* _Given task_
Copy, in full, each line of the material that holds the word "JSON".

* _Data in this exercise_
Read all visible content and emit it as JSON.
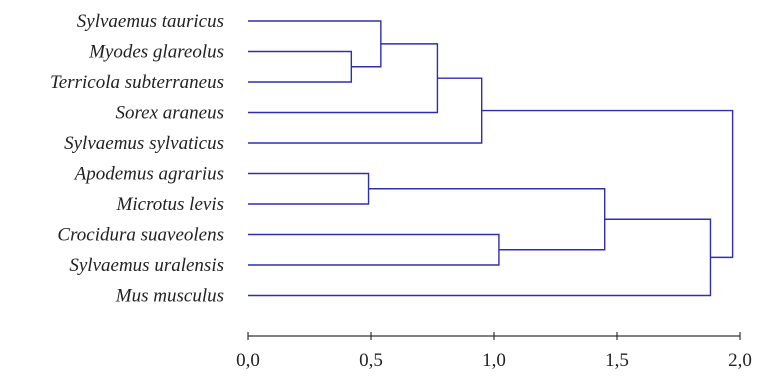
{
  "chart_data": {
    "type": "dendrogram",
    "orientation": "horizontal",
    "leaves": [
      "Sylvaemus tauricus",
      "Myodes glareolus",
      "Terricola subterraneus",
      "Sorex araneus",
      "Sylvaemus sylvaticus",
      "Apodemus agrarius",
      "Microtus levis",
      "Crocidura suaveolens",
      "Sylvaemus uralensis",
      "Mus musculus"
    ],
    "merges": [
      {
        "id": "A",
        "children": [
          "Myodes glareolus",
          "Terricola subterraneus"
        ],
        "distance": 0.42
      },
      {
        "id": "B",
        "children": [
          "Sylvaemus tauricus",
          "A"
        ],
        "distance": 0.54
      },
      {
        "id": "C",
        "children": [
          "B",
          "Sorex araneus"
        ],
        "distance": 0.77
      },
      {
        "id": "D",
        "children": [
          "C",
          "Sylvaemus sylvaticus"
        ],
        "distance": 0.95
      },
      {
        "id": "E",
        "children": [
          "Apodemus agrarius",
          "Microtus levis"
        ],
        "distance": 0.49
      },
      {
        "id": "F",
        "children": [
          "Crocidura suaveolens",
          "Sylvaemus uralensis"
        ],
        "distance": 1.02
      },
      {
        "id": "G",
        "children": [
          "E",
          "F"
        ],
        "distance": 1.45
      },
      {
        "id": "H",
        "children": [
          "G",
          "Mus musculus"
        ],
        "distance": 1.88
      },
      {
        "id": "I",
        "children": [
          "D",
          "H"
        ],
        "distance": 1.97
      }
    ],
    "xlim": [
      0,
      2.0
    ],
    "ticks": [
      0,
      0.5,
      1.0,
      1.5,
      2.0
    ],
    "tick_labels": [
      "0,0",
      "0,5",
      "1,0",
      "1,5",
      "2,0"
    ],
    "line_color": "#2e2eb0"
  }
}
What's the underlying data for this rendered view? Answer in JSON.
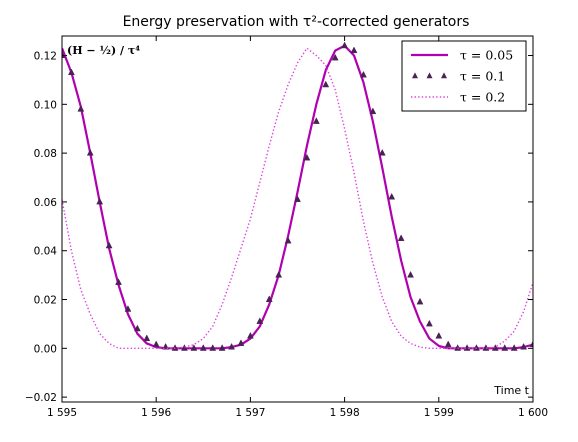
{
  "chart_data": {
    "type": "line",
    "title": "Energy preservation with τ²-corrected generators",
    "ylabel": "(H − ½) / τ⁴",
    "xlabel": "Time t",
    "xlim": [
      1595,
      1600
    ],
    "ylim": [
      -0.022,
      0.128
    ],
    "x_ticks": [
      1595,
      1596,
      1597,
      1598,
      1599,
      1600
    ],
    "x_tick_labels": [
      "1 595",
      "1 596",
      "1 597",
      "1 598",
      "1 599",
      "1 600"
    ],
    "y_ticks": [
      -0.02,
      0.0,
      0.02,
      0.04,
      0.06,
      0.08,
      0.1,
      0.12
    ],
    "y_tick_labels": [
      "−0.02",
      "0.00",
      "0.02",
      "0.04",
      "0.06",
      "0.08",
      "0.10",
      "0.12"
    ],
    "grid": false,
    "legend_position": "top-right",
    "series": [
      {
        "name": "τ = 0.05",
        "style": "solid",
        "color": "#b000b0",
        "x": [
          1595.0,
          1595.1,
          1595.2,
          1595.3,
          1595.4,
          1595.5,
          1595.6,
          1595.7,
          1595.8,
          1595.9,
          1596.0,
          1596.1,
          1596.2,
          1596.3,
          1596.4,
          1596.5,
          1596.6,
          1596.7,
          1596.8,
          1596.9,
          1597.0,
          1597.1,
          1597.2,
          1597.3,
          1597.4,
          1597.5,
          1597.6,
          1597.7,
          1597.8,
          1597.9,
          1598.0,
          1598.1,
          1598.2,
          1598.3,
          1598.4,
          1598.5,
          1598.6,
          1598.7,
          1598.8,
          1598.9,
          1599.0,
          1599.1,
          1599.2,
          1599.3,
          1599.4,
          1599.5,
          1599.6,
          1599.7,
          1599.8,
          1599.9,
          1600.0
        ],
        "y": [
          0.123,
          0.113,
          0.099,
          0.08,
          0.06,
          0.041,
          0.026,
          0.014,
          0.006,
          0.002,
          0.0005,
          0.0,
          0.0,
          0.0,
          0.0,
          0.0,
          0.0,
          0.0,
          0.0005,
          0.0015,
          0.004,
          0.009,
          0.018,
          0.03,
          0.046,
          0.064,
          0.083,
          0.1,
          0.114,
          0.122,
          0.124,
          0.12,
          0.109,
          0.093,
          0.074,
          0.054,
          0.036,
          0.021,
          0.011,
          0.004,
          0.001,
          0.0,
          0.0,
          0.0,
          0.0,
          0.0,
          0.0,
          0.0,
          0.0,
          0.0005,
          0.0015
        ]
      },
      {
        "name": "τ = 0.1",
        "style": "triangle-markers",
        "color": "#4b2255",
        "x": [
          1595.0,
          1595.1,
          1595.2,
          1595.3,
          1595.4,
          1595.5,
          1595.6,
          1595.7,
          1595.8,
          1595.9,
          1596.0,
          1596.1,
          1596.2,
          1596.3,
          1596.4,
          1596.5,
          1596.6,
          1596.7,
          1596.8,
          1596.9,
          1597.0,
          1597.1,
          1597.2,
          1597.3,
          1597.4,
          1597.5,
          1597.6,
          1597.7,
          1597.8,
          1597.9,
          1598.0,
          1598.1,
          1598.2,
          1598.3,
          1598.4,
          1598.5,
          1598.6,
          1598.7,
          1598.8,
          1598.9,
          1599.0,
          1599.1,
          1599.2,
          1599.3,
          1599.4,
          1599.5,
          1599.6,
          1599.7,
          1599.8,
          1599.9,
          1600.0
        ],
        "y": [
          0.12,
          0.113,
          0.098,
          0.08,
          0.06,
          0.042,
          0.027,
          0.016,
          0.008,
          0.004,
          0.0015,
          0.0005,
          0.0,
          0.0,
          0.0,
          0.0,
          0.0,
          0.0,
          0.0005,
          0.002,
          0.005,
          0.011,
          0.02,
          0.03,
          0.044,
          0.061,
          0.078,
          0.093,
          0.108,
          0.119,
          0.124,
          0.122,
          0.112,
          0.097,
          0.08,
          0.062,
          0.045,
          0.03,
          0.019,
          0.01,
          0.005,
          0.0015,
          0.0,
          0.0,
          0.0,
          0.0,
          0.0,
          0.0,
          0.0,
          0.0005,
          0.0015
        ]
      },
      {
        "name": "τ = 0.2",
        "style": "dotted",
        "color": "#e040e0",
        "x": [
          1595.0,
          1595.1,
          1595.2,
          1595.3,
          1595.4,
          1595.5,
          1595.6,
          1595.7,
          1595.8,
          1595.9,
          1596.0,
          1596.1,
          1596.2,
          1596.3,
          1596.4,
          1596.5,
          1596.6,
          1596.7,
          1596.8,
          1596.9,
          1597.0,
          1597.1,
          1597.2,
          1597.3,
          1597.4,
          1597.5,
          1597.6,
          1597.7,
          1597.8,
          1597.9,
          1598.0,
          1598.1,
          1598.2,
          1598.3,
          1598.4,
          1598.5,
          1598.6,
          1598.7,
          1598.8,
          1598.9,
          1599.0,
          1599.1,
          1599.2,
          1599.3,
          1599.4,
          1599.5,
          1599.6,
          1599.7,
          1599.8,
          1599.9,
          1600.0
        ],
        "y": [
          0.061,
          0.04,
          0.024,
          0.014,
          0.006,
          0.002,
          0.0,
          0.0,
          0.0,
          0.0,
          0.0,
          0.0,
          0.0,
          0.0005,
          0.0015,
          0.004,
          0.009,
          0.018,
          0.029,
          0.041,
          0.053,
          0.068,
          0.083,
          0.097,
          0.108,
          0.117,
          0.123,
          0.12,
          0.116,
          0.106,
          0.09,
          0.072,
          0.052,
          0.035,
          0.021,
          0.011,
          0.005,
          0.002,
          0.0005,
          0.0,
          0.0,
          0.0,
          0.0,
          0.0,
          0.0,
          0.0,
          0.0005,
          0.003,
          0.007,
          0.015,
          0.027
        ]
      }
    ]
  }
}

* _Exercise output_
Read all visible content and emit it as JSON.
What's the underlying data for this rendered view? Answer in JSON.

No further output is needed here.